Work to be completed: From the entries that follow, gather each line holding the word "ursprünglich".

Excerpted data:

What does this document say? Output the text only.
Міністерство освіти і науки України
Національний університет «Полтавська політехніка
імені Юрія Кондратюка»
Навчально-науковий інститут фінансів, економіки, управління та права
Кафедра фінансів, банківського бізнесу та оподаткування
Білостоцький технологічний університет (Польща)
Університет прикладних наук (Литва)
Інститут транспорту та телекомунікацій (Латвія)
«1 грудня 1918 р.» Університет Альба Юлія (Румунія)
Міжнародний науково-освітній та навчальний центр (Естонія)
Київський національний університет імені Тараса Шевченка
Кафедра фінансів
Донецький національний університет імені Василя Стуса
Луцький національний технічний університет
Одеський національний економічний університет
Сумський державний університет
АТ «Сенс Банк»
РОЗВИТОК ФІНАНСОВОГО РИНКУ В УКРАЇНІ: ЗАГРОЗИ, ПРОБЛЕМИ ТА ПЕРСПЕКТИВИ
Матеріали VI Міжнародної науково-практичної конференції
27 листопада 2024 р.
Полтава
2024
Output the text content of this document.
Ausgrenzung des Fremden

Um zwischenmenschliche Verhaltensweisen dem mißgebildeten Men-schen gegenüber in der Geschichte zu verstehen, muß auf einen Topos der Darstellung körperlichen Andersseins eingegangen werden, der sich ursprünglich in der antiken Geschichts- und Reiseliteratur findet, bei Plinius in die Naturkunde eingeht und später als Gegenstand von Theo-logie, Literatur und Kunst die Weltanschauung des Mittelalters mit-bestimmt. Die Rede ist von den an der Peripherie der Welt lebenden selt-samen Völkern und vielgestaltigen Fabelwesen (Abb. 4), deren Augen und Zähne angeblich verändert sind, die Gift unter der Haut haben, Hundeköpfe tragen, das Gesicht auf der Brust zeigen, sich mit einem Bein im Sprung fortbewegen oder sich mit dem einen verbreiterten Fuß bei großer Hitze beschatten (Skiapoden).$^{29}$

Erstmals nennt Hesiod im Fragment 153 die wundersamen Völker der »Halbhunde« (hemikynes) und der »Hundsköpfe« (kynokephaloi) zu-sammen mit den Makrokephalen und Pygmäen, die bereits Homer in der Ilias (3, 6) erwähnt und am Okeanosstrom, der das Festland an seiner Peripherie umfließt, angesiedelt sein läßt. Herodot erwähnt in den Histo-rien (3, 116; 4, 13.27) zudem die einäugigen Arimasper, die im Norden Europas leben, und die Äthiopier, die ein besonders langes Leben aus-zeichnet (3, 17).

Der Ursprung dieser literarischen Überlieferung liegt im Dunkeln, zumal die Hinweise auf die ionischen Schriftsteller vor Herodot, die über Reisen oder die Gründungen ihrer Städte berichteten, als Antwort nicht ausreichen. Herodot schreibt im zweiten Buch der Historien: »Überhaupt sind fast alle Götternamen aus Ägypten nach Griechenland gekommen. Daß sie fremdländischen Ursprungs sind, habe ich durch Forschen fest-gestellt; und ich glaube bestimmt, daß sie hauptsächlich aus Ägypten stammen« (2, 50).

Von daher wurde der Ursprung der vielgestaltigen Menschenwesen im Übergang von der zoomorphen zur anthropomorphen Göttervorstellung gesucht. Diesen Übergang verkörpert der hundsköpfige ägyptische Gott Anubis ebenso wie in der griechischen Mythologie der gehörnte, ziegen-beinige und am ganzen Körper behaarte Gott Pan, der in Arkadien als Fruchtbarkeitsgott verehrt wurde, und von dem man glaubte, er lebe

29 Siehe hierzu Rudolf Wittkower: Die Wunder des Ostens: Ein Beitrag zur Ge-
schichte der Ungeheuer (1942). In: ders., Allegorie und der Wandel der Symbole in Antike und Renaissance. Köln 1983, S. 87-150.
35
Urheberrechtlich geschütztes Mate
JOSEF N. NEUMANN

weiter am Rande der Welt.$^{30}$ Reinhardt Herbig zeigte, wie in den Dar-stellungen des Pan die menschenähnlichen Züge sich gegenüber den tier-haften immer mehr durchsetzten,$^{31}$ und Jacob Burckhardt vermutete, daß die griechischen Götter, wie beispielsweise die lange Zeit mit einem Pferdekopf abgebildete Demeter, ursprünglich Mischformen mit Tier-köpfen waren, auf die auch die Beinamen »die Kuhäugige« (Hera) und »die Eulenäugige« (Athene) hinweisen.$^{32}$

Solution for this problem:
Um zwischenmenschliche Verhaltensweisen dem mißgebildeten Men-schen gegenüber in der Geschichte zu verstehen, muß auf einen Topos der Darstellung körperlichen Andersseins eingegangen werden, der sich ursprünglich in der antiken Geschichts- und Reiseliteratur findet, bei Plinius in die Naturkunde eingeht und später als Gegenstand von Theo-logie, Literatur und Kunst die Weltanschauung des Mittelalters mit-bestimmt. Die Rede ist von den an der Peripherie der Welt lebenden selt-samen Völkern und vielgestaltigen Fabelwesen (Abb. 4), deren Augen und Zähne angeblich verändert sind, die Gift unter der Haut haben, Hundeköpfe tragen, das Gesicht auf der Brust zeigen, sich mit einem Bein im Sprung fortbewegen oder sich mit dem einen verbreiterten Fuß bei großer Hitze beschatten (Skiapoden).$^{29}$
weiter am Rande der Welt.$^{30}$ Reinhardt Herbig zeigte, wie in den Dar-stellungen des Pan die menschenähnlichen Züge sich gegenüber den tier-haften immer mehr durchsetzten,$^{31}$ und Jacob Burckhardt vermutete, daß die griechischen Götter, wie beispielsweise die lange Zeit mit einem Pferdekopf abgebildete Demeter, ursprünglich Mischformen mit Tier-köpfen waren, auf die auch die Beinamen »die Kuhäugige« (Hera) und »die Eulenäugige« (Athene) hinweisen.$^{32}$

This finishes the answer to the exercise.